### [RAW RECORDS]
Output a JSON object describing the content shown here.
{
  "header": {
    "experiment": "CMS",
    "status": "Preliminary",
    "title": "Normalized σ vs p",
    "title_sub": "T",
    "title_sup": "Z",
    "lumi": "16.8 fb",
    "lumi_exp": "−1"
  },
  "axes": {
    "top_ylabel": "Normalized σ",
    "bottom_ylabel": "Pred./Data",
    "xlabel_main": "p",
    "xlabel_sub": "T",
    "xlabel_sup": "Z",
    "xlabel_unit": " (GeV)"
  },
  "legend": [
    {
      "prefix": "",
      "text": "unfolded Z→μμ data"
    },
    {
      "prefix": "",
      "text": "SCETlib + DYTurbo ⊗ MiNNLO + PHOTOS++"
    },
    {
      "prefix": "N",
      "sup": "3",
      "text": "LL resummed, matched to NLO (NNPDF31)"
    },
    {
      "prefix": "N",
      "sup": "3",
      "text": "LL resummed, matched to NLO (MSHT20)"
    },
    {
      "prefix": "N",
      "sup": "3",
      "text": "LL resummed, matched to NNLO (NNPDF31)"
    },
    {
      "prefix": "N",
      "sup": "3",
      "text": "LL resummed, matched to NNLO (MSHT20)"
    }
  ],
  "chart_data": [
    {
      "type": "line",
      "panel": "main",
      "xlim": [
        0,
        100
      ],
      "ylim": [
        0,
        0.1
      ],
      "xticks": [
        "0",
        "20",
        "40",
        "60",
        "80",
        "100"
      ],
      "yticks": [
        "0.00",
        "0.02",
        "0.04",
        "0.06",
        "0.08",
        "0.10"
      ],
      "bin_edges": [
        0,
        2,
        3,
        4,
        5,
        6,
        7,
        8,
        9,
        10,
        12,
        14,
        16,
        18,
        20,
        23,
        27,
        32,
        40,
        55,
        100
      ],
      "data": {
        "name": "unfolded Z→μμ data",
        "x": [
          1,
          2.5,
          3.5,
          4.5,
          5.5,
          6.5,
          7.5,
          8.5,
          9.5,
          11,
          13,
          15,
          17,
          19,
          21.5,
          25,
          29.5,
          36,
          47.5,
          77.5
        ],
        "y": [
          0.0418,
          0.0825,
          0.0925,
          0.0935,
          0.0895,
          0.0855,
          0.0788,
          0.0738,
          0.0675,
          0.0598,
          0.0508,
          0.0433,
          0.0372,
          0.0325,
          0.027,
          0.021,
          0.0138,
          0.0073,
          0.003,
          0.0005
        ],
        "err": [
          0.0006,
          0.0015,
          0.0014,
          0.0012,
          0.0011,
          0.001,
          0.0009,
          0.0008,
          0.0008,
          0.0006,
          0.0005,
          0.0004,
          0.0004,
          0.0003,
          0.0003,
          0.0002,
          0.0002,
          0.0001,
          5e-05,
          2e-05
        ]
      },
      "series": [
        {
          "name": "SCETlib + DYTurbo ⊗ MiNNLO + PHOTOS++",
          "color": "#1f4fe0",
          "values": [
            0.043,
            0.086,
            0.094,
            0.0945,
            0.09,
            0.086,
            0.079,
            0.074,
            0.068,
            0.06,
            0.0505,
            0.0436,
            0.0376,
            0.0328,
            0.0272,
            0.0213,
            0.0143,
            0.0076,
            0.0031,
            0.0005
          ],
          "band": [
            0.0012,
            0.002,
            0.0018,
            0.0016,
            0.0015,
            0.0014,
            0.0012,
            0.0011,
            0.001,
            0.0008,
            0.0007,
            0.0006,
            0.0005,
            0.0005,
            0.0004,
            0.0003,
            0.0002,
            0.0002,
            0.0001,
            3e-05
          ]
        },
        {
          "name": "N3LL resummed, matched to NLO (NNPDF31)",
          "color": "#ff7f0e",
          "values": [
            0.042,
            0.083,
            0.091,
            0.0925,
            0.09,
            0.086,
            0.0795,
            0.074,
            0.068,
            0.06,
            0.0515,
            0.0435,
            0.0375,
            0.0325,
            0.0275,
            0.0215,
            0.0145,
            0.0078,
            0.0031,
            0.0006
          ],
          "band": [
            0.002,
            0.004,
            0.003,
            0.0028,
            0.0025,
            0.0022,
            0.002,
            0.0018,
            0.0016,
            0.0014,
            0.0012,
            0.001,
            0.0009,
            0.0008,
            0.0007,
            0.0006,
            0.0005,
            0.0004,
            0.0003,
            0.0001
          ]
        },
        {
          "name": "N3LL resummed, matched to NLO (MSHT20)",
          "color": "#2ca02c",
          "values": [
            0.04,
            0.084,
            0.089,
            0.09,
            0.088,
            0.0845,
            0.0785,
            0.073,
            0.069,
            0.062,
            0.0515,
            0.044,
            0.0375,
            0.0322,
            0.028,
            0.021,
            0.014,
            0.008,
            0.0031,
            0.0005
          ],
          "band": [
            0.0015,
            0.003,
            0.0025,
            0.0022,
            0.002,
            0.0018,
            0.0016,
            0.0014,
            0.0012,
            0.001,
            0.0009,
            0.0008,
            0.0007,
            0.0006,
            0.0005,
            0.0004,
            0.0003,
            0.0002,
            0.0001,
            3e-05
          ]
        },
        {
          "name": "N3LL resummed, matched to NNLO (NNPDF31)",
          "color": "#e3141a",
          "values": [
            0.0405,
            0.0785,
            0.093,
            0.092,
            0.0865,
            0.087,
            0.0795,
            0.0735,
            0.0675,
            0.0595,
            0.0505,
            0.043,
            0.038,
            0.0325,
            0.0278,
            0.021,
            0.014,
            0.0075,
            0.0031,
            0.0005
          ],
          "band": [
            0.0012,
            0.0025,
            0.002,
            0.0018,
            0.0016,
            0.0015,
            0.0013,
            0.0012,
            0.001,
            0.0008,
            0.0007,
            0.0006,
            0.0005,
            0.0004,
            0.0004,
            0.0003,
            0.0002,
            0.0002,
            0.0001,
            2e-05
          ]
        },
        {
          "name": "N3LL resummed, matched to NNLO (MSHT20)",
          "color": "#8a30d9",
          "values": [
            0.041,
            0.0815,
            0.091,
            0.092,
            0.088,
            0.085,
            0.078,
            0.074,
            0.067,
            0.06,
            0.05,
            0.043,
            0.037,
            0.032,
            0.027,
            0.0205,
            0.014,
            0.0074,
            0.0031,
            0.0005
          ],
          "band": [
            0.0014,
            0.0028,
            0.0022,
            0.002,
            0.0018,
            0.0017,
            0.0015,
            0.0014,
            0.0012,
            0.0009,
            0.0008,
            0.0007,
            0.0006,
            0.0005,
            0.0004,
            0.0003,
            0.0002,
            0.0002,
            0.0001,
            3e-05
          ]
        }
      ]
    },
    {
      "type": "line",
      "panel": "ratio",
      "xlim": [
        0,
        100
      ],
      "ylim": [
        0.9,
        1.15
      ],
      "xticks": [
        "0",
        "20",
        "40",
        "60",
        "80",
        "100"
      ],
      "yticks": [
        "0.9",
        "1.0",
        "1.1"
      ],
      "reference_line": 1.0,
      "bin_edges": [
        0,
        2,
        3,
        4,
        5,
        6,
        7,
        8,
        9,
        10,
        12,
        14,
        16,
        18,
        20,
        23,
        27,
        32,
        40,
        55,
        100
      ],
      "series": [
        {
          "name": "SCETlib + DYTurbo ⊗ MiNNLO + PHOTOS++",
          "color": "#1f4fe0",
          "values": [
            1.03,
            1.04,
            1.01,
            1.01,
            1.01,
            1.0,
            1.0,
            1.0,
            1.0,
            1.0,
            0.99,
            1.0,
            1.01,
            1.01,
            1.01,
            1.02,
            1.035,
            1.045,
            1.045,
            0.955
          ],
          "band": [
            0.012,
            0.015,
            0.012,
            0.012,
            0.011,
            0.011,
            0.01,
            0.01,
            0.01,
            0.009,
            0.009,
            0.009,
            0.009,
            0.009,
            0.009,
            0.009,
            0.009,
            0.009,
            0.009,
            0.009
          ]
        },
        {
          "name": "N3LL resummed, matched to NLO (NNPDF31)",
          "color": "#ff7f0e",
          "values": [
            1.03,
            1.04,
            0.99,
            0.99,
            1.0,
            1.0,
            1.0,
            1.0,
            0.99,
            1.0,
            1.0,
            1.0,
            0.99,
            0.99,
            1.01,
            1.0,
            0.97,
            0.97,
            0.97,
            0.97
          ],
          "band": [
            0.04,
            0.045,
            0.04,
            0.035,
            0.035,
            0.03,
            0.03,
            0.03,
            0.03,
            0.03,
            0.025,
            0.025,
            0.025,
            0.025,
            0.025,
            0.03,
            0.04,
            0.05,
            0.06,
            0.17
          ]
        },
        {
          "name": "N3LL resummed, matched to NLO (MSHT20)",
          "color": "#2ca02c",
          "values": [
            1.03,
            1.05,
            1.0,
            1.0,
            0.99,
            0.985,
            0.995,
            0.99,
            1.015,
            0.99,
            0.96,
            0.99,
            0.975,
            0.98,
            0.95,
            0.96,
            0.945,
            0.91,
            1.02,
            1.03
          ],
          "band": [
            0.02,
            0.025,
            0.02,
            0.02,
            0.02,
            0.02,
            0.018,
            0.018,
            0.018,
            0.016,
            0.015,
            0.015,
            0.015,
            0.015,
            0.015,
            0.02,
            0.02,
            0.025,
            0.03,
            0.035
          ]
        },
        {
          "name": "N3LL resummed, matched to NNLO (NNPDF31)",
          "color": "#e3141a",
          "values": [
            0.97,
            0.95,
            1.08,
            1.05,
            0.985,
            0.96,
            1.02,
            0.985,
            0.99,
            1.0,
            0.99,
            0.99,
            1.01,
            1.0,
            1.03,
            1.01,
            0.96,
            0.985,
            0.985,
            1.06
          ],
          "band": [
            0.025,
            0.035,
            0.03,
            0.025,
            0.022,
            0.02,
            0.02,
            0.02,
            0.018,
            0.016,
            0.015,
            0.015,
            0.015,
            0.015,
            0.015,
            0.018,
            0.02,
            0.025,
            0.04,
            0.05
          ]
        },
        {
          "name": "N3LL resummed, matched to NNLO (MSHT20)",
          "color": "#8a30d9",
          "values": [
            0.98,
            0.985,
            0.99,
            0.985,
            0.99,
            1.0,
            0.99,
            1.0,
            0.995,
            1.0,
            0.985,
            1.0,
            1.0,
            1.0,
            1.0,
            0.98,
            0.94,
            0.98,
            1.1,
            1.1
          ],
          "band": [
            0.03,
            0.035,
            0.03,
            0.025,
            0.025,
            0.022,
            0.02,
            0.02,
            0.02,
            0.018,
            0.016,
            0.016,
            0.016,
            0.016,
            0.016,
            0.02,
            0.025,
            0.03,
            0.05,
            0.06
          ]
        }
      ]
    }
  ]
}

### [TASK OBJECTIVE]
Locate all lines holding the word "Normalized", then copy them out.

### [TASK OUTPUT]
    "title": "Normalized σ vs p",
    "top_ylabel": "Normalized σ",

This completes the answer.